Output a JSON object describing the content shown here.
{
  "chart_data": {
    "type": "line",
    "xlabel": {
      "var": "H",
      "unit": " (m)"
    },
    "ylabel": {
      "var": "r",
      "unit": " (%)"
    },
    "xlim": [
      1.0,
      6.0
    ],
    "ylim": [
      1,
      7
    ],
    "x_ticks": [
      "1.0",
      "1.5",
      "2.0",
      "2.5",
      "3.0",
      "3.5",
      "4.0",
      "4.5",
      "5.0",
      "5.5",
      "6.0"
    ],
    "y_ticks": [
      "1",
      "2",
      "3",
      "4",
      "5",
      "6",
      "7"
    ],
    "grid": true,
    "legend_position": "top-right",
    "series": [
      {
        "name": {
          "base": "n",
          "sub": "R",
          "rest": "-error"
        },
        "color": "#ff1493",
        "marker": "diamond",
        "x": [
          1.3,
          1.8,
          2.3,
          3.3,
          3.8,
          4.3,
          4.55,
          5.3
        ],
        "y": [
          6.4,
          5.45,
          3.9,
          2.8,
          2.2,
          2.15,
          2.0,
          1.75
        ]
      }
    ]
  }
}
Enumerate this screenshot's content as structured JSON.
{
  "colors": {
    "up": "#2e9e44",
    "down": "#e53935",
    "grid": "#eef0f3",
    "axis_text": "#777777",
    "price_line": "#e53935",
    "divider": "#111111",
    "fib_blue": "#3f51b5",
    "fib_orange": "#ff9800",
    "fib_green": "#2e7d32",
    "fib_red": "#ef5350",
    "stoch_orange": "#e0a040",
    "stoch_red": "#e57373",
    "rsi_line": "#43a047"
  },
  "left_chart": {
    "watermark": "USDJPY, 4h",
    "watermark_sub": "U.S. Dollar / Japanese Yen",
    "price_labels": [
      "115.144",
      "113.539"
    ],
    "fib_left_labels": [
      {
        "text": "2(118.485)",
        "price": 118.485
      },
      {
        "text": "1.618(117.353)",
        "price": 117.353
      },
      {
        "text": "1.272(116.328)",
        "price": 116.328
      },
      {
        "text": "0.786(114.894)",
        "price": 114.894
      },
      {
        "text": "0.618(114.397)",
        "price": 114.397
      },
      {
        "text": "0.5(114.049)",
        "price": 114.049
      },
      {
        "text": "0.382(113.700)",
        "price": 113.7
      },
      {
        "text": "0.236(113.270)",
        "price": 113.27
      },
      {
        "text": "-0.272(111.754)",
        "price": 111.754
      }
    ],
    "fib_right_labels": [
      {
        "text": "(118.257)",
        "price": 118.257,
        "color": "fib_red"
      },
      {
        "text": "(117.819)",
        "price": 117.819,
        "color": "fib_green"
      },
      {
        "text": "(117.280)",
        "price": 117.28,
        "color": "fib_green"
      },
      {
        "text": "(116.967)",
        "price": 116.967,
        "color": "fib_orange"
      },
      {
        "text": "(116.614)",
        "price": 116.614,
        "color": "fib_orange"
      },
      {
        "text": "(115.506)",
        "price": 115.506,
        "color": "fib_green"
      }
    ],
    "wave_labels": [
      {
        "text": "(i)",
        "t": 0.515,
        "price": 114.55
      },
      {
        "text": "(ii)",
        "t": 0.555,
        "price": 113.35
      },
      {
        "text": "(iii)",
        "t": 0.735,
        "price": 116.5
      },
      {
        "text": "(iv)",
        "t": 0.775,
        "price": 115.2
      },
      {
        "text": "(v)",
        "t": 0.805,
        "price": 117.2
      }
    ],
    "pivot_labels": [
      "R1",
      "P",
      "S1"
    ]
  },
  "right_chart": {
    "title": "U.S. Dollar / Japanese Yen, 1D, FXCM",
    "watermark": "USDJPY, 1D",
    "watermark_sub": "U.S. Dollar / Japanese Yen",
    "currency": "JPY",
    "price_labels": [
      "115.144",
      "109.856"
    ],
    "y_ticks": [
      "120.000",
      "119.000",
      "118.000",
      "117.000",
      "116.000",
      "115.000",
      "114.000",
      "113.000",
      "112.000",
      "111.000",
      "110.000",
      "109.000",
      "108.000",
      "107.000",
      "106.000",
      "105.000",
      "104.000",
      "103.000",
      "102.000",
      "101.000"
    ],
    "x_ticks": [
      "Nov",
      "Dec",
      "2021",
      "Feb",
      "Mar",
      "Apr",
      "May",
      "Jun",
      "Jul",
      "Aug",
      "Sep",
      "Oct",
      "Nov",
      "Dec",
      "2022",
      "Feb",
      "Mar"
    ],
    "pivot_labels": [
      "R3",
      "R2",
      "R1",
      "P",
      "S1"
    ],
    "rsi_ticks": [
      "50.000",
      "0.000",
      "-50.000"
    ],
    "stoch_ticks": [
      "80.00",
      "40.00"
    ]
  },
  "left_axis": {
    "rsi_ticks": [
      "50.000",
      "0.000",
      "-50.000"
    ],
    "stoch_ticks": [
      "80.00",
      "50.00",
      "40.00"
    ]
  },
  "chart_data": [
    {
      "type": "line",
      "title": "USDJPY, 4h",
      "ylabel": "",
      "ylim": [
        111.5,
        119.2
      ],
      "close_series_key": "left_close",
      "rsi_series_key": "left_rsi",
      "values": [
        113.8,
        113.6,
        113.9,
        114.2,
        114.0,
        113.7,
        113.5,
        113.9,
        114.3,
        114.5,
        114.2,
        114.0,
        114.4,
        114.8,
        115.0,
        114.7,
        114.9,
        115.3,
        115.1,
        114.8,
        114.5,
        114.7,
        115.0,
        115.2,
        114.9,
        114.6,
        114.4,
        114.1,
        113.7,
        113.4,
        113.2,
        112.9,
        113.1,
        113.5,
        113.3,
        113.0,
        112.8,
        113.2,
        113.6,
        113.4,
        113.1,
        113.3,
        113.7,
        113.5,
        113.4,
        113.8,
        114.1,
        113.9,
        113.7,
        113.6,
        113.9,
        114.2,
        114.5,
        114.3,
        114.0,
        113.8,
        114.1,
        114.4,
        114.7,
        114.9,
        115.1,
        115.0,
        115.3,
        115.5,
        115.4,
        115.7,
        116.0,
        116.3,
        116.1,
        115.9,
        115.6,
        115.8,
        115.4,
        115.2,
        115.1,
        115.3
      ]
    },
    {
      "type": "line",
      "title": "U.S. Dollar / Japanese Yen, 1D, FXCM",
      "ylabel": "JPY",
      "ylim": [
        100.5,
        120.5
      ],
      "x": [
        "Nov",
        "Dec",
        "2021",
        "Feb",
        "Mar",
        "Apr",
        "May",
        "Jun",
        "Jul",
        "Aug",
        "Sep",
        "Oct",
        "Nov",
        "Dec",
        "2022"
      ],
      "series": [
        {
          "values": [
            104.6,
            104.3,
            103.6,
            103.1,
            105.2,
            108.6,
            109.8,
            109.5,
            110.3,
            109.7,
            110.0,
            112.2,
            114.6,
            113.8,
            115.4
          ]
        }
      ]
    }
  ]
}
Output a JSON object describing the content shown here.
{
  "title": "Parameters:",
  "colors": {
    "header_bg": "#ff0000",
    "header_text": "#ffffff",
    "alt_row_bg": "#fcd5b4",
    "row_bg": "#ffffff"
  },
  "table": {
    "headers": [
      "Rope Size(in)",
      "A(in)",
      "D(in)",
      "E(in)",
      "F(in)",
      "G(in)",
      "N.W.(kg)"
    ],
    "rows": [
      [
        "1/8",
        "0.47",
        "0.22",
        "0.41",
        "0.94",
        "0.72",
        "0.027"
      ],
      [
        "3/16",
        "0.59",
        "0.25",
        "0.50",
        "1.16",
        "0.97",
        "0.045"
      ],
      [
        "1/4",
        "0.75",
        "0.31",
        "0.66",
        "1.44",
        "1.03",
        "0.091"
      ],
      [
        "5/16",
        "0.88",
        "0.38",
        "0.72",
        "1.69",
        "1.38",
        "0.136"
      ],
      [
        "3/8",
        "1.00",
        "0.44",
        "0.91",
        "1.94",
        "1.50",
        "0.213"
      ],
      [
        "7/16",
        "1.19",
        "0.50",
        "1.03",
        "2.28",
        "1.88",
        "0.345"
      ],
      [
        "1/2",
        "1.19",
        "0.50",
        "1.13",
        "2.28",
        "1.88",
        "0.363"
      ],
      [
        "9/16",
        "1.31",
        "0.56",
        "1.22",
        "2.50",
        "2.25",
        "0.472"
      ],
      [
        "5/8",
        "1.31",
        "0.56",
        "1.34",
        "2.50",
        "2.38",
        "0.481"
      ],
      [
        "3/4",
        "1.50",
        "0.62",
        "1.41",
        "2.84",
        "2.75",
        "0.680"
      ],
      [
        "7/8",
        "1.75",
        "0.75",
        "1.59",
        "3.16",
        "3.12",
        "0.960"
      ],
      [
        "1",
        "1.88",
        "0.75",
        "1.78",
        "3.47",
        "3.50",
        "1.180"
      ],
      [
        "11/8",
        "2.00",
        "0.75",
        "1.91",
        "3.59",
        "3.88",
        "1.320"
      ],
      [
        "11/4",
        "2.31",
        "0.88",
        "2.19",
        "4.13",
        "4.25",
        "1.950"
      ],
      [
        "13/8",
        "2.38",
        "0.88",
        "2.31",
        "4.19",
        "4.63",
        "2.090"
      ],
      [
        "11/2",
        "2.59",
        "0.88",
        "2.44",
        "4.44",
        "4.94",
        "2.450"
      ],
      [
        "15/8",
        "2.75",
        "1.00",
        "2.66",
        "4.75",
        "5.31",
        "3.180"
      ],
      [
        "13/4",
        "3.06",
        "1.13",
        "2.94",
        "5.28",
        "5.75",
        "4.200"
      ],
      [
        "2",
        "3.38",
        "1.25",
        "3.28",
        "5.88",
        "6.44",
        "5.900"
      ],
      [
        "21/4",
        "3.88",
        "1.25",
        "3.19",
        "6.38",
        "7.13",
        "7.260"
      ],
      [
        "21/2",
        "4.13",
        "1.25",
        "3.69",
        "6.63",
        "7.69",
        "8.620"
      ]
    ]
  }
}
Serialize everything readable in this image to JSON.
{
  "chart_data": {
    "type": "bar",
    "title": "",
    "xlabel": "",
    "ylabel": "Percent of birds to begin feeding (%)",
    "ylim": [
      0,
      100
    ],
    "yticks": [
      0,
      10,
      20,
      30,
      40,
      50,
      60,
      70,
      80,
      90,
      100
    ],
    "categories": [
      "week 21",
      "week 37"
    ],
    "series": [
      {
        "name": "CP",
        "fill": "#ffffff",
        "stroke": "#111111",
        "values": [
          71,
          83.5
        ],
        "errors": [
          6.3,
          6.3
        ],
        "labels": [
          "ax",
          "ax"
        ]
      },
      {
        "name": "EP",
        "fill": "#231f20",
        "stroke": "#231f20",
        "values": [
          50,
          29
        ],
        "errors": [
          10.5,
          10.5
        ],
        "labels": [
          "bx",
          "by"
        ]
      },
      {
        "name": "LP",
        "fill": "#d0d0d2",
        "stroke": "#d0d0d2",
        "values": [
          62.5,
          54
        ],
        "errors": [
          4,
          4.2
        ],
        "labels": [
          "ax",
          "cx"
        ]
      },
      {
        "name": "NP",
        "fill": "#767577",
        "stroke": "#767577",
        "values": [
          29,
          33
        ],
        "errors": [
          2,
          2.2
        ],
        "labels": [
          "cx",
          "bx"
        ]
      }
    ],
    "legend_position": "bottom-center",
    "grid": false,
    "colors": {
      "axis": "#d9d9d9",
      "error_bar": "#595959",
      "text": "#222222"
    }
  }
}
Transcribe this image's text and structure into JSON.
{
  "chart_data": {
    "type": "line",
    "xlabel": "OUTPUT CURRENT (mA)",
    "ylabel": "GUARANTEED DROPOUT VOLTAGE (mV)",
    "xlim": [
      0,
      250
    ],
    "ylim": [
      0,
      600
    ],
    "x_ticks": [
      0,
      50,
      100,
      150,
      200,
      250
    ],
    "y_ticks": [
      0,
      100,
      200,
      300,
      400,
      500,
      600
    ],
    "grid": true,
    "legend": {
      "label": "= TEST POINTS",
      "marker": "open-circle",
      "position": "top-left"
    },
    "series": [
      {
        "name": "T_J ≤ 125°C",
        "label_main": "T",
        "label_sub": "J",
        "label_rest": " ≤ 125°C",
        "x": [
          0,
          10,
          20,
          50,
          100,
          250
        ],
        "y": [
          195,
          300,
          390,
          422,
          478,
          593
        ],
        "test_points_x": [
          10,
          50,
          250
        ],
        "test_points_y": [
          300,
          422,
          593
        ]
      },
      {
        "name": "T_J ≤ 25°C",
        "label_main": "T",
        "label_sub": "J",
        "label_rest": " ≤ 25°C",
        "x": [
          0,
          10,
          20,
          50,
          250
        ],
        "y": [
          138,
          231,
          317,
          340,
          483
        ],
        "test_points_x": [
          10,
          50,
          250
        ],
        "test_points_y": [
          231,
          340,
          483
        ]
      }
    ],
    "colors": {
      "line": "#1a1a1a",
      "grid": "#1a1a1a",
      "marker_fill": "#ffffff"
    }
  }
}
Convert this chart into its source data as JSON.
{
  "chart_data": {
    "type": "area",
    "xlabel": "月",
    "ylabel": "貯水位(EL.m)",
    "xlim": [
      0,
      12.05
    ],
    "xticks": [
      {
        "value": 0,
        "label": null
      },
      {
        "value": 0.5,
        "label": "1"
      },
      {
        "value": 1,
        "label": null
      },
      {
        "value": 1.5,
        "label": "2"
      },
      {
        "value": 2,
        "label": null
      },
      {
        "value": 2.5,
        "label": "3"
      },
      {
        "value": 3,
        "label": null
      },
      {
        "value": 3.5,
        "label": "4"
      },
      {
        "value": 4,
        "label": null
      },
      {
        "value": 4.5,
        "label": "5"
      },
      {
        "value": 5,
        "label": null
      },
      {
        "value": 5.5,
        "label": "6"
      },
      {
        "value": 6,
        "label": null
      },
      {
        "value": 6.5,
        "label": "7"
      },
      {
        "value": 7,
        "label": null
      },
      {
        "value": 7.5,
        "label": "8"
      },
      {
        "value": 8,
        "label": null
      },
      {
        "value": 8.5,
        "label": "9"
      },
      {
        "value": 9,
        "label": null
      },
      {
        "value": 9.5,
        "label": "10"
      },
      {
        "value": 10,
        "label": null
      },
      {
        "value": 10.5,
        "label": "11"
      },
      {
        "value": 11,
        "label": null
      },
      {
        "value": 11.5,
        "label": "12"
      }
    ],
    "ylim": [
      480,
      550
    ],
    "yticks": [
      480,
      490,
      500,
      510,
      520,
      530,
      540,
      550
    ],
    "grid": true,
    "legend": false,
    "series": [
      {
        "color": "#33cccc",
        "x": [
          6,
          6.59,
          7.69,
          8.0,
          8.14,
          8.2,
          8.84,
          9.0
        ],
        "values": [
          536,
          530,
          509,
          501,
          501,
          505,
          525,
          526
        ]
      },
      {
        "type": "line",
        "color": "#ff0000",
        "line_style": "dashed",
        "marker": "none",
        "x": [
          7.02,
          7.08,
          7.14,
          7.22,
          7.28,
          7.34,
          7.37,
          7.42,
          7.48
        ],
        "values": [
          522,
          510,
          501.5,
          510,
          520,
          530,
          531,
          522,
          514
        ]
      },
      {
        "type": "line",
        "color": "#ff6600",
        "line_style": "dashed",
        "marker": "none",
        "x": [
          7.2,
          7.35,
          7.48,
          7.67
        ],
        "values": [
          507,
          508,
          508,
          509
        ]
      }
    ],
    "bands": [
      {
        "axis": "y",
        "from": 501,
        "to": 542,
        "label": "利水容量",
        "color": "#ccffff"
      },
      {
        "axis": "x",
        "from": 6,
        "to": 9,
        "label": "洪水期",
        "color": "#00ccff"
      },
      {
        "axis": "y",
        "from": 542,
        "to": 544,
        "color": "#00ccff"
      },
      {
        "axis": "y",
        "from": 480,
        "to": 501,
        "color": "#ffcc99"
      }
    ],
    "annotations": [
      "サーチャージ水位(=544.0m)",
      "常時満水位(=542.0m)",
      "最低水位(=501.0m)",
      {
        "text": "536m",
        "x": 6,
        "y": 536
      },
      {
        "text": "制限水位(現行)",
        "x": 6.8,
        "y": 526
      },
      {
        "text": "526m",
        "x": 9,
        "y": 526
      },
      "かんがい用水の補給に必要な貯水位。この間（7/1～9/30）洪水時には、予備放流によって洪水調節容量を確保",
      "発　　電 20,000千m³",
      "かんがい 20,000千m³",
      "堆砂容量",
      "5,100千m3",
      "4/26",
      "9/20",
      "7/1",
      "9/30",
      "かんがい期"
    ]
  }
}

(Instructions to follow) Find every line above that contains the word "JSON", and return each one.

(Solution to the problem)
Output a JSON object describing the content shown here.
Enumerate this screenshot's content as structured JSON.
Output a JSON object describing the content shown here.
Serialize everything readable in this image to JSON.
Transcribe this image's text and structure into JSON.
Convert this chart into its source data as JSON.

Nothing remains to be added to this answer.